But back to me and my wild and crazy winter.
I finished the first draft of Greenglass House in November and turned it in to my brilliant editor at Clarion, Lynne Polvino. While Lynne works through her notes, the book is already on its way to the designers, who will start to think about what the final package will look like. Not that there isn’t loads left to do; I’ve actually held off sending Greenglass to the Kid Editors until I hear Lynne’s thoughts on the ending. I have had loads to keep me busy in the meantime (see below). Greenglass House is still scheduled for publication in spring of 2014. If you need something to tide you over, why not poke around the website of the Nagspeake Board of Tourism and Culture, the official website of the city where Greenglass House takes place?
Here’s a weird thing, while I’m on the subject: Greenglass House was a ridiculously terrifying and, I guess because of that, a wildy satisfying book to write. Why terrifying? For one thing, it’s my first contemporary novel. For another, it involves role-playing games, which I am fascinated by but have precious little practical experience with (and which I know will get me in trouble if I somehow wind up doing it wrong). But most frightening of all to me, it’s a far quieter story than either The Boneshaker or The Broken Lands. It’s not a story in which the fate of the world or even a town hangs in the balance; it’s a story about people, about secrets, about family, about identity, and about generosity. And, you know, some weird stuff happens, too. In fact, as I read the draft over, I can tell where I was starting to worry, because on the next page, something weird happens. When I get too far out of my comfort zone, I guess I default to oddball.
On Christmas Day I received the final piece of artwork from the last of the twelve reader artists behind The Illustrated Kairos Mechanism, and this month I put that edition together. On Monday I sent the final book to the good folks at Vook to convert into a PDF. As soon as I get that back, it’ll be available right here at The Clockwork Foundry, free or pay-what-you-like, with eighteen (EIGHTEEN!) brand-new and outstanding illustrations. Should you choose to make a donation, all proceeds go toward this summer’s publication of the second volume of the Arcana series, Bluecrowne. But donation or not, check it out. I cannot say enough about the work these artists have done. (The image here, by the way, is Candice Fortenberry’s illustration for Chapter Twelve.)
This week I finished the first half of The Left-Handed Fate, my first book with Holt and the wonderful Noa Wheeler. I cannot tell you how much I am loving writing this book, but much like The Broken Lands, it is a tremendously research-heavy project. I’ve been assembling my research materials for LHF for almost two years, since I first wrote the proposal, and since the actual book sale of course the library has grown to the point where it almost needs its own floor-to-ceiling bookcase. I also had to move a bunch of my Broken Lands books over to join the LHF pile, because a certain character you know from TBL is returning in LHF, which means I need my conflagrationeer texts where I can get at ’em easily. But thanks to the writing and publishing of The Kairos Mechanism and the writing of Greenglass House (which was due first and which required some research of its own), I really couldn’t dig into that library until the end of October. So now I am researching and writing at the same time, which I’d say isn’t optimal (it results in things like my realizing that the book has to take place a full year earlier and in a different season, which isn’t an inconsequential pair of things to have to change when you’re writing a historical novel set during an actual war) but which I have discovered I don’t mind.

§ **TASKS TO PERFORM**:
#1 According to the writing update, in what season and year is Greenglass House scheduled for publication?
#2 Summarize the writing update in two sentences.
#3 Translate this sentence from the writing update into Spanish: "On Monday I sent the final book to the good folks at Vook to convert into a PDF."

§ **RAW DATA**:
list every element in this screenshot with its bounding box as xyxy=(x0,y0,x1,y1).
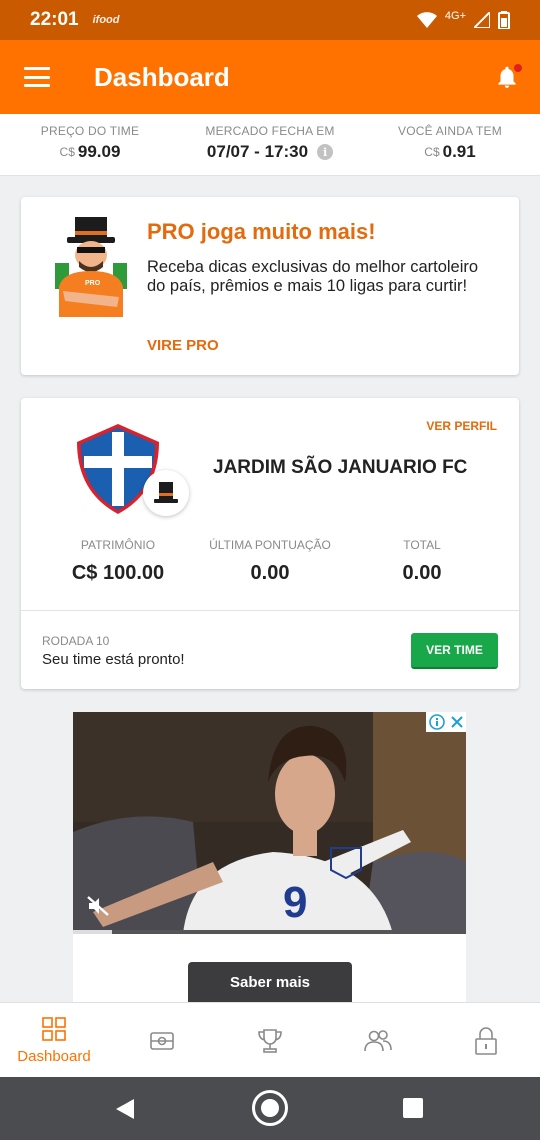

§ **RESPONSES PER TASK**:
#1 Spring of 2014.

#2 The author has finished the first draft of Greenglass House, which is still scheduled for spring 2014, and has assembled The Illustrated Kairos Mechanism, which will be available free or pay-what-you-like with eighteen new illustrations. The author has also finished the first half of The Left-Handed Fate, a research-heavy historical novel, and is now researching and writing it at the same time.

#3 El lunes envié el libro final a la buena gente de Vook para que lo convirtieran en un PDF.